_Direction_
Select and reproduce each line of the listing below that bears the string "为推进中国式现代化注入强大动力".

[start]

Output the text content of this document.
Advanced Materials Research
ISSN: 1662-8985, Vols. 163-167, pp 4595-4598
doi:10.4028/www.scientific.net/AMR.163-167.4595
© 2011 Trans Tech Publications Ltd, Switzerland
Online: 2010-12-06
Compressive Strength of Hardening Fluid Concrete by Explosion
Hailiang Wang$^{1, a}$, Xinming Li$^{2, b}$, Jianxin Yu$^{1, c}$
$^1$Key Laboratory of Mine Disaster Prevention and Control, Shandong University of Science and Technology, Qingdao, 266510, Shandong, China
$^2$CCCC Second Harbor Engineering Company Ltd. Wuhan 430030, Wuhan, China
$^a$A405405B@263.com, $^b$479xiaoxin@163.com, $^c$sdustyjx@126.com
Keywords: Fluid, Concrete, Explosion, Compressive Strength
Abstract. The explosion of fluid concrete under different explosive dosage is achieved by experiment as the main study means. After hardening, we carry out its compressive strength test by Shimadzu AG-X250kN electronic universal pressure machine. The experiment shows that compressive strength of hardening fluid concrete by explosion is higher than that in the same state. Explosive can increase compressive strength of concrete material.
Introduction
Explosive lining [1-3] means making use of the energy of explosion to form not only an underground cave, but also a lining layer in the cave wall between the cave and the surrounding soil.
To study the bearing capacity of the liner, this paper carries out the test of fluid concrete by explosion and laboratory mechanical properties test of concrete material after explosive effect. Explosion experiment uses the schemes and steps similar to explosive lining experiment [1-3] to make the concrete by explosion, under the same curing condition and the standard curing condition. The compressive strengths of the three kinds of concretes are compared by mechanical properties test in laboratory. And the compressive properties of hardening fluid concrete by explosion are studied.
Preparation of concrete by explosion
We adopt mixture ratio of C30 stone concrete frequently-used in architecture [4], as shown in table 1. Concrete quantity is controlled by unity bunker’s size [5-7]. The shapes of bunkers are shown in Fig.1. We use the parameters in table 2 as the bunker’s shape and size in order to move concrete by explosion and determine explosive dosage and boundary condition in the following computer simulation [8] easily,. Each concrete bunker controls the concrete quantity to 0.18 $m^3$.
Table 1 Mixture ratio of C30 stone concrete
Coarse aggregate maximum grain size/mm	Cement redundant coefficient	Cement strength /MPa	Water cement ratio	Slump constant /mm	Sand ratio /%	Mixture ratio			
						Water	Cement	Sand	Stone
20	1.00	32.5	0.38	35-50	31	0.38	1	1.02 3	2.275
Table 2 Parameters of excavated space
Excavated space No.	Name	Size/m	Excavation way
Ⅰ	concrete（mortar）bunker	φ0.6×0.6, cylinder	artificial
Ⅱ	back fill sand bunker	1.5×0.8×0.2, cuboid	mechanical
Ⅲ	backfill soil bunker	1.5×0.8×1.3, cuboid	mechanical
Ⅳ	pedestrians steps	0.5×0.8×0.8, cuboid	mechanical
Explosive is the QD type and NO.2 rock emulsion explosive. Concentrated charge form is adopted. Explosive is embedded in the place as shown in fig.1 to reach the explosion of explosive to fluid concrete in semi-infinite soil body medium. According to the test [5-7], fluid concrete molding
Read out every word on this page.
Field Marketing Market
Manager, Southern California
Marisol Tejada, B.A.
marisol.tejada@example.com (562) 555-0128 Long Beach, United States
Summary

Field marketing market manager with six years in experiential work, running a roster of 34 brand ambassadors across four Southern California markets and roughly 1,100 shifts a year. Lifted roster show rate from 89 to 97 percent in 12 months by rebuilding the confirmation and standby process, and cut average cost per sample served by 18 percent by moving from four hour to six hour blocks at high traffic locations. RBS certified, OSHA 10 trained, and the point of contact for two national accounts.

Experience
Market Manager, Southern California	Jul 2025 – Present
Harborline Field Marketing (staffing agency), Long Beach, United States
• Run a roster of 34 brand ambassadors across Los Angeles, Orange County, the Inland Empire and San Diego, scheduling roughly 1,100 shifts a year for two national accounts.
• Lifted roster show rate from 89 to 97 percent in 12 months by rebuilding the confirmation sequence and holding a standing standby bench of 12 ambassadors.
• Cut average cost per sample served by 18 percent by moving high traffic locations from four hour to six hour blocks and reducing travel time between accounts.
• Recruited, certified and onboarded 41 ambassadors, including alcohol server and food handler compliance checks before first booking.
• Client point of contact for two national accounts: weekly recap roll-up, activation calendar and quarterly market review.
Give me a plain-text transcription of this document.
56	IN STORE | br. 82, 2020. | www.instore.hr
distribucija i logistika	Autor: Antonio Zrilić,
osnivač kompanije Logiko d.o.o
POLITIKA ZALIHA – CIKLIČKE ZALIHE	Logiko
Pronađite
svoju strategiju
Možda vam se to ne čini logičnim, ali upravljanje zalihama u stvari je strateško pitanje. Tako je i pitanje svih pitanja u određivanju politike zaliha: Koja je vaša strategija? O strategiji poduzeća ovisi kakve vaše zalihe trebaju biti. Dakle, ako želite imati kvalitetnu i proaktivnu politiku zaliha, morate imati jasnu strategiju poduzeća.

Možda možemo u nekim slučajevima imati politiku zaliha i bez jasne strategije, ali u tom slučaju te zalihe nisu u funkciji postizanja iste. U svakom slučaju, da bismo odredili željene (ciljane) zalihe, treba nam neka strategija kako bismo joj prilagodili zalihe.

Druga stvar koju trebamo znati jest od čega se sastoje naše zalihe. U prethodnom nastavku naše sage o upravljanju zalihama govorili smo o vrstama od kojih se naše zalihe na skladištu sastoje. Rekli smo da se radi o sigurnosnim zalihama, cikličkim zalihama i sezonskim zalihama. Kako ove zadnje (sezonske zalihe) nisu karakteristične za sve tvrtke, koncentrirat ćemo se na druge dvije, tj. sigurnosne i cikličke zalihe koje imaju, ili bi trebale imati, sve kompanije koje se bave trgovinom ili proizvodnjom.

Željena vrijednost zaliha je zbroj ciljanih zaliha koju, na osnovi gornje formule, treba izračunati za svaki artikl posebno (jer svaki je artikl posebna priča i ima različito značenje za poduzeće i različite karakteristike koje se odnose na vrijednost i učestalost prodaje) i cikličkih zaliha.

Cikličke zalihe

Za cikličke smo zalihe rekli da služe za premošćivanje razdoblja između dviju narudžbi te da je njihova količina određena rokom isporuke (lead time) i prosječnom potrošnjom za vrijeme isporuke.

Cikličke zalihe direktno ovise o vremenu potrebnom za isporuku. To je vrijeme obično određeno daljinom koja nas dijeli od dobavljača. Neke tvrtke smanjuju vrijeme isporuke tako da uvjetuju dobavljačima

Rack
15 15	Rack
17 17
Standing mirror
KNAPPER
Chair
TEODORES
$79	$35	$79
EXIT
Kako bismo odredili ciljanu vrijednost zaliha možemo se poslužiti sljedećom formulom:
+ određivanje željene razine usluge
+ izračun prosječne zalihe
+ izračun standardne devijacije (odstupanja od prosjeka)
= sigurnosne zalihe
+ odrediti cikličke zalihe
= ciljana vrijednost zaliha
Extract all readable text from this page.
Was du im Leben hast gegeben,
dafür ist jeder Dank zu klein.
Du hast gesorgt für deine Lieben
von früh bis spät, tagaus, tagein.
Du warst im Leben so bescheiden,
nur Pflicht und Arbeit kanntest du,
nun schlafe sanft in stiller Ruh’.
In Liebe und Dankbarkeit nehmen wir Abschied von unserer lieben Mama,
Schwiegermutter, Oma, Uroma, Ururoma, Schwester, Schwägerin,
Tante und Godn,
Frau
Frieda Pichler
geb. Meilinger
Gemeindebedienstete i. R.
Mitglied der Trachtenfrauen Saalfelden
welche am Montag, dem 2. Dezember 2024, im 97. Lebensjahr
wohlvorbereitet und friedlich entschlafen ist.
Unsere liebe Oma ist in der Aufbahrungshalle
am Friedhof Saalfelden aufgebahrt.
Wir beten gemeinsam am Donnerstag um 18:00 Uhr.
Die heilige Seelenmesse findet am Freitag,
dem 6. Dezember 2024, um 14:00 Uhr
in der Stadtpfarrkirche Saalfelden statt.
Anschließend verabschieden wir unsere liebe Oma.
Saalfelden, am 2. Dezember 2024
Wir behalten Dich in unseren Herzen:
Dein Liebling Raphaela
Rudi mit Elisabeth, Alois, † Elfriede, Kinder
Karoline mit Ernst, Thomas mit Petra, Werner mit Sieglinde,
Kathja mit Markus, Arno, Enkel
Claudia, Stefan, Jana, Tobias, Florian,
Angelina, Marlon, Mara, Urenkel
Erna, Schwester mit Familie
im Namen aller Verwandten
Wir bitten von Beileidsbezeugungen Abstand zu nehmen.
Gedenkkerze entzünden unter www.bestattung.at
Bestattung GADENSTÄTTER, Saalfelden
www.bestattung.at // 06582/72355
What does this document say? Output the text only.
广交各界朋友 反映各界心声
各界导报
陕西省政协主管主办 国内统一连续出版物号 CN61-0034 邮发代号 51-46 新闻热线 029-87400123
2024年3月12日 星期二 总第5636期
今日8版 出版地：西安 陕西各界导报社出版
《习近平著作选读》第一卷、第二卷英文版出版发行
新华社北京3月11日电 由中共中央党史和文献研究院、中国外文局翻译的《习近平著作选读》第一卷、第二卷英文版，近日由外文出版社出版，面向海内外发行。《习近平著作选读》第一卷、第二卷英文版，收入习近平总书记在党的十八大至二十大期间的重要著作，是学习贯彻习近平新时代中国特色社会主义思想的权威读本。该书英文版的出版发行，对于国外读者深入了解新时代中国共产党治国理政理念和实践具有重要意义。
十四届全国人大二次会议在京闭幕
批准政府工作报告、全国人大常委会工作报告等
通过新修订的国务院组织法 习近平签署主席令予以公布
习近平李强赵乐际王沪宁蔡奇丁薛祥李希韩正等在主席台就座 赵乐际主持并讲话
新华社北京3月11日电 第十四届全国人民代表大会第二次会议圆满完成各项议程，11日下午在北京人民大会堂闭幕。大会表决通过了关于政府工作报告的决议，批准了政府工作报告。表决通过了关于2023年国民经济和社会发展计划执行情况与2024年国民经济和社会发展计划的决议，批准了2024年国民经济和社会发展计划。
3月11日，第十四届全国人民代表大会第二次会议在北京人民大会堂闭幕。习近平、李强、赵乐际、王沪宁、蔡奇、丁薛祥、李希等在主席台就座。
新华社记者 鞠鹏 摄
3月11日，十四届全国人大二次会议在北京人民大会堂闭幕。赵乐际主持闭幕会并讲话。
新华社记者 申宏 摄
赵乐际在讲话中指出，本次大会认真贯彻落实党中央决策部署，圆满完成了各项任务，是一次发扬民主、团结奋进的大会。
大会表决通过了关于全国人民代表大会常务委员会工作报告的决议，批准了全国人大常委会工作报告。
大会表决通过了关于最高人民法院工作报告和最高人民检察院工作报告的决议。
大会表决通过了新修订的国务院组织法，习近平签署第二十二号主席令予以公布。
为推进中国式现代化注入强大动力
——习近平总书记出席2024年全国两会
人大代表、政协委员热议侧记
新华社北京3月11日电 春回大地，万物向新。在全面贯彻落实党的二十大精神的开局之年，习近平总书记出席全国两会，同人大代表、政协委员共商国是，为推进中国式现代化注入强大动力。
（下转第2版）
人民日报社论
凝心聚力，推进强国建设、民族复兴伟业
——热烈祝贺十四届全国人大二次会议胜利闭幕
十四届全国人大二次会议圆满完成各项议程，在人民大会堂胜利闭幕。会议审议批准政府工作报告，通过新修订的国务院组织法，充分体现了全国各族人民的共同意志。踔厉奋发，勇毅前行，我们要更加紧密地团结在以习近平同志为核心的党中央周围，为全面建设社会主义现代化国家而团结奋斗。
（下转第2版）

[end]

_Written solution_
为推进中国式现代化注入强大动力
新华社北京3月11日电 春回大地，万物向新。在全面贯彻落实党的二十大精神的开局之年，习近平总书记出席全国两会，同人大代表、政协委员共商国是，为推进中国式现代化注入强大动力。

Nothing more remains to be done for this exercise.